Aim.
Below you will find a set of lines. Repeat them all exactly.

Data.
========================================================================
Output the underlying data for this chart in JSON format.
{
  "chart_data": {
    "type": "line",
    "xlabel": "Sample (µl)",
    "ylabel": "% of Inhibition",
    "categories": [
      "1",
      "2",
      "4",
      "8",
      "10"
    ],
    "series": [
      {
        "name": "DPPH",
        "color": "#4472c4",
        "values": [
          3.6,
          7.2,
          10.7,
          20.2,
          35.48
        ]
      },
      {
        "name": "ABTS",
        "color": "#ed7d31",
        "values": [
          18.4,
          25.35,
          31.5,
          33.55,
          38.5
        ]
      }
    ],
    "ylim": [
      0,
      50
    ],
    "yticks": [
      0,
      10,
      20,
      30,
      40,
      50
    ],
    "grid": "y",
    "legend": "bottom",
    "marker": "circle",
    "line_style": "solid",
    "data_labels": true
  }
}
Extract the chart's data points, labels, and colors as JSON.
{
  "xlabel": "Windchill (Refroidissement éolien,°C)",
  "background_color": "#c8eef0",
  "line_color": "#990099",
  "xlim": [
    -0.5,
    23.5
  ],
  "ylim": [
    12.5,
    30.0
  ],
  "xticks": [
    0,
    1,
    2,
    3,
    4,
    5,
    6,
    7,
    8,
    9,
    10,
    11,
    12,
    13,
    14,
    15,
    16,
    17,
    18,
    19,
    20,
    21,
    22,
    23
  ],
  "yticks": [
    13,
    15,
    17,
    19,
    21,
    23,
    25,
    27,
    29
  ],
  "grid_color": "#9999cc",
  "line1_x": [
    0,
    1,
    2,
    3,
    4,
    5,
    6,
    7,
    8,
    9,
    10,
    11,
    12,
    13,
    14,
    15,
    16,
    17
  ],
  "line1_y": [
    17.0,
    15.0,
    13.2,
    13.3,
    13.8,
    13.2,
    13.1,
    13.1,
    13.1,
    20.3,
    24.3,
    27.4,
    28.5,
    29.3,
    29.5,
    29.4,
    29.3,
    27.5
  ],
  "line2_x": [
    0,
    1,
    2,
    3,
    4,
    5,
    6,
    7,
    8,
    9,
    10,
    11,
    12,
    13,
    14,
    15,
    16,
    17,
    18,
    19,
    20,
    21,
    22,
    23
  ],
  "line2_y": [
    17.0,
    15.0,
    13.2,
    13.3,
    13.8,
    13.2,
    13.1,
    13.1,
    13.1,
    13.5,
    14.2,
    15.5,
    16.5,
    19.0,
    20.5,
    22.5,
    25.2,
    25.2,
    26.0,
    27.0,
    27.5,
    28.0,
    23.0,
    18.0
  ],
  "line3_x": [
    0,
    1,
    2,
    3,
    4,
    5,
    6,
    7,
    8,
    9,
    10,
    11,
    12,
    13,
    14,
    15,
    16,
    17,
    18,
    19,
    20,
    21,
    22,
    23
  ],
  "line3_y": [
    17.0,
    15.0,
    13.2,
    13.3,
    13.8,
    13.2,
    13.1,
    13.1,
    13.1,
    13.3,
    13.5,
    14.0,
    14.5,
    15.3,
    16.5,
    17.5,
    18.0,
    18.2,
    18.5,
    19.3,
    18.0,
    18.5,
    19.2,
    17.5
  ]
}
========================================================================
Expected answer.
Output the underlying data for this chart in JSON format.
{
  "chart_data": {
    "type": "line",
    "xlabel": "Sample (µl)",
    "ylabel": "% of Inhibition",
    "categories": [
      "1",
      "2",
      "4",
      "8",
      "10"
    ],
    "series": [
      {
        "name": "DPPH",
        "color": "#4472c4",
        "values": [
          3.6,
          7.2,
          10.7,
          20.2,
          35.48
        ]
      },
      {
        "name": "ABTS",
        "color": "#ed7d31",
        "values": [
          18.4,
          25.35,
          31.5,
          33.55,
          38.5
        ]
      }
    ],
    "ylim": [
      0,
      50
    ],
    "yticks": [
      0,
      10,
      20,
      30,
      40,
      50
    ],
    "grid": "y",
    "legend": "bottom",
    "marker": "circle",
    "line_style": "solid",
    "data_labels": true
  }
}
Extract the chart's data points, labels, and colors as JSON.
{
  "xlabel": "Windchill (Refroidissement éolien,°C)",
  "background_color": "#c8eef0",
  "line_color": "#990099",
  "xlim": [
    -0.5,
    23.5
  ],
  "ylim": [
    12.5,
    30.0
  ],
  "xticks": [
    0,
    1,
    2,
    3,
    4,
    5,
    6,
    7,
    8,
    9,
    10,
    11,
    12,
    13,
    14,
    15,
    16,
    17,
    18,
    19,
    20,
    21,
    22,
    23
  ],
  "yticks": [
    13,
    15,
    17,
    19,
    21,
    23,
    25,
    27,
    29
  ],
  "grid_color": "#9999cc",
  "line1_x": [
    0,
    1,
    2,
    3,
    4,
    5,
    6,
    7,
    8,
    9,
    10,
    11,
    12,
    13,
    14,
    15,
    16,
    17
  ],
  "line1_y": [
    17.0,
    15.0,
    13.2,
    13.3,
    13.8,
    13.2,
    13.1,
    13.1,
    13.1,
    20.3,
    24.3,
    27.4,
    28.5,
    29.3,
    29.5,
    29.4,
    29.3,
    27.5
  ],
  "line2_x": [
    0,
    1,
    2,
    3,
    4,
    5,
    6,
    7,
    8,
    9,
    10,
    11,
    12,
    13,
    14,
    15,
    16,
    17,
    18,
    19,
    20,
    21,
    22,
    23
  ],
  "line2_y": [
    17.0,
    15.0,
    13.2,
    13.3,
    13.8,
    13.2,
    13.1,
    13.1,
    13.1,
    13.5,
    14.2,
    15.5,
    16.5,
    19.0,
    20.5,
    22.5,
    25.2,
    25.2,
    26.0,
    27.0,
    27.5,
    28.0,
    23.0,
    18.0
  ],
  "line3_x": [
    0,
    1,
    2,
    3,
    4,
    5,
    6,
    7,
    8,
    9,
    10,
    11,
    12,
    13,
    14,
    15,
    16,
    17,
    18,
    19,
    20,
    21,
    22,
    23
  ],
  "line3_y": [
    17.0,
    15.0,
    13.2,
    13.3,
    13.8,
    13.2,
    13.1,
    13.1,
    13.1,
    13.3,
    13.5,
    14.0,
    14.5,
    15.3,
    16.5,
    17.5,
    18.0,
    18.2,
    18.5,
    19.3,
    18.0,
    18.5,
    19.2,
    17.5
  ]
}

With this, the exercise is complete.